• Instructions for the task: Here are records with pictures in them. Copy all of them exactly and leave the pictures out.

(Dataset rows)
════════════════════

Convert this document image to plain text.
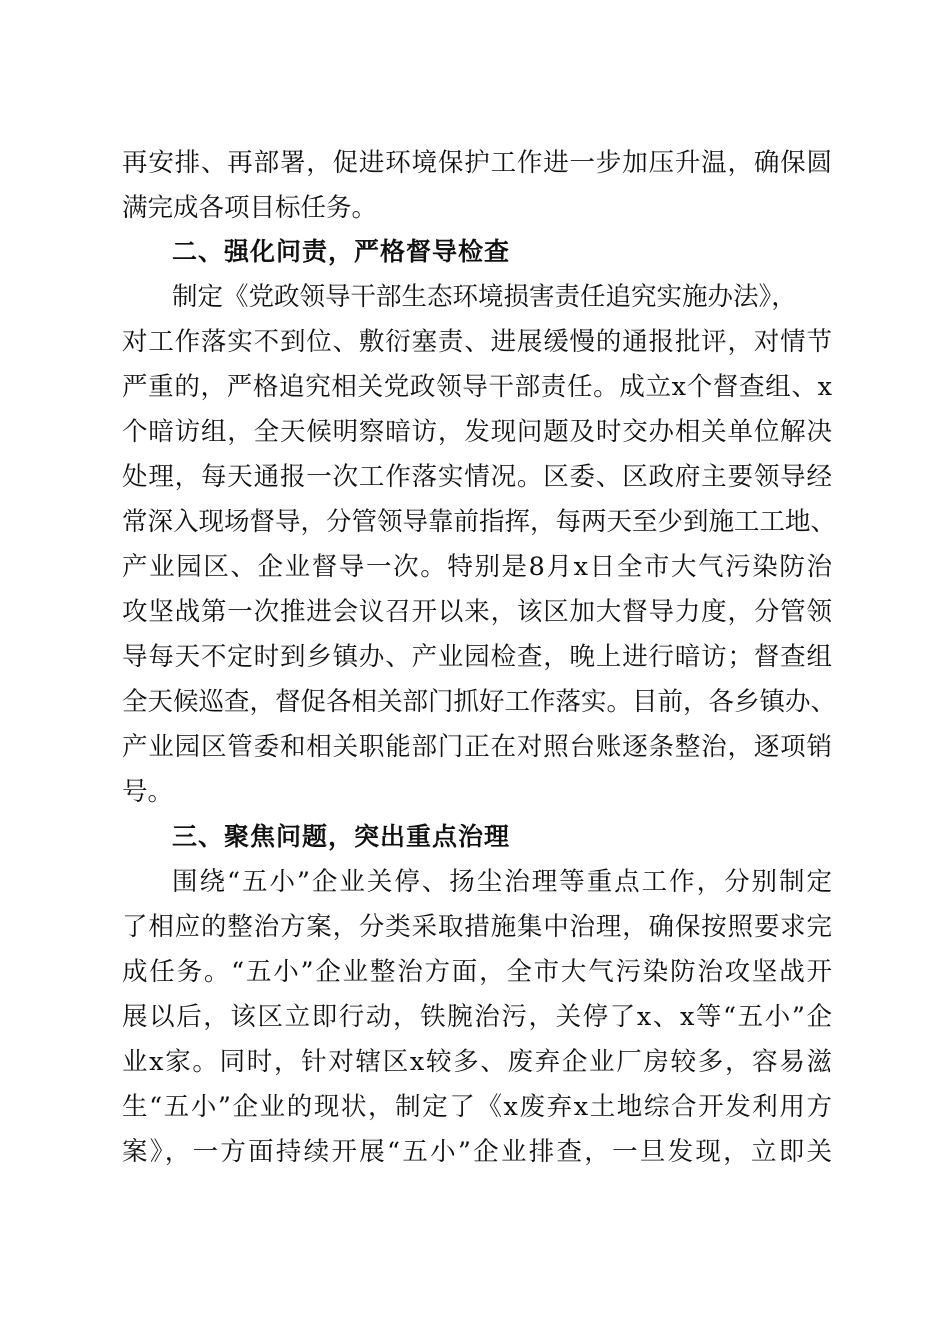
再安排、再部署，促进环境保护工作进一步加压升温，确保圆
满完成各项目标任务。
二、强化问责，严格督导检查
制定《党政领导干部生态环境损害责任追究实施办法》，
对工作落实不到位、敷衍塞责、进展缓慢的通报批评，对情节
严重的，严格追究相关党政领导干部责任。成立x个督查组、x
个暗访组，全天候明察暗访，发现问题及时交办相关单位解决
处理，每天通报一次工作落实情况。区委、区政府主要领导经
常深入现场督导，分管领导靠前指挥，每两天至少到施工工地、
产业园区、企业督导一次。特别是8月x日全市大气污染防治
攻坚战第一次推进会议召开以来，该区加大督导力度，分管领
导每天不定时到乡镇办、产业园检查，晚上进行暗访；督查组
全天候巡查，督促各相关部门抓好工作落实。目前，各乡镇办、
产业园区管委和相关职能部门正在对照台账逐条整治，逐项销
号。
三、聚焦问题，突出重点治理
围绕“五小”企业关停、扬尘治理等重点工作，分别制定
了相应的整治方案，分类采取措施集中治理，确保按照要求完
成任务。“五小”企业整治方面，全市大气污染防治攻坚战开
展以后，该区立即行动，铁腕治污，关停了x、x等“五小”企
业x家。同时，针对辖区x较多、废弃企业厂房较多，容易滋
生“五小”企业的现状，制定了《x废弃x土地综合开发利用方
案》，一方面持续开展“五小”企业排查，一旦发现，立即关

════════════════════

• Answer to the problem:
Convert this document image to plain text.
再安排、再部署，促进环境保护工作进一步加压升温，确保圆
满完成各项目标任务。
二、强化问责，严格督导检查
制定《党政领导干部生态环境损害责任追究实施办法》，
对工作落实不到位、敷衍塞责、进展缓慢的通报批评，对情节
严重的，严格追究相关党政领导干部责任。成立x个督查组、x
个暗访组，全天候明察暗访，发现问题及时交办相关单位解决
处理，每天通报一次工作落实情况。区委、区政府主要领导经
常深入现场督导，分管领导靠前指挥，每两天至少到施工工地、
产业园区、企业督导一次。特别是8月x日全市大气污染防治
攻坚战第一次推进会议召开以来，该区加大督导力度，分管领
导每天不定时到乡镇办、产业园检查，晚上进行暗访；督查组
全天候巡查，督促各相关部门抓好工作落实。目前，各乡镇办、
产业园区管委和相关职能部门正在对照台账逐条整治，逐项销
号。
三、聚焦问题，突出重点治理
围绕“五小”企业关停、扬尘治理等重点工作，分别制定
了相应的整治方案，分类采取措施集中治理，确保按照要求完
成任务。“五小”企业整治方面，全市大气污染防治攻坚战开
展以后，该区立即行动，铁腕治污，关停了x、x等“五小”企
业x家。同时，针对辖区x较多、废弃企业厂房较多，容易滋
生“五小”企业的现状，制定了《x废弃x土地综合开发利用方
案》，一方面持续开展“五小”企业排查，一旦发现，立即关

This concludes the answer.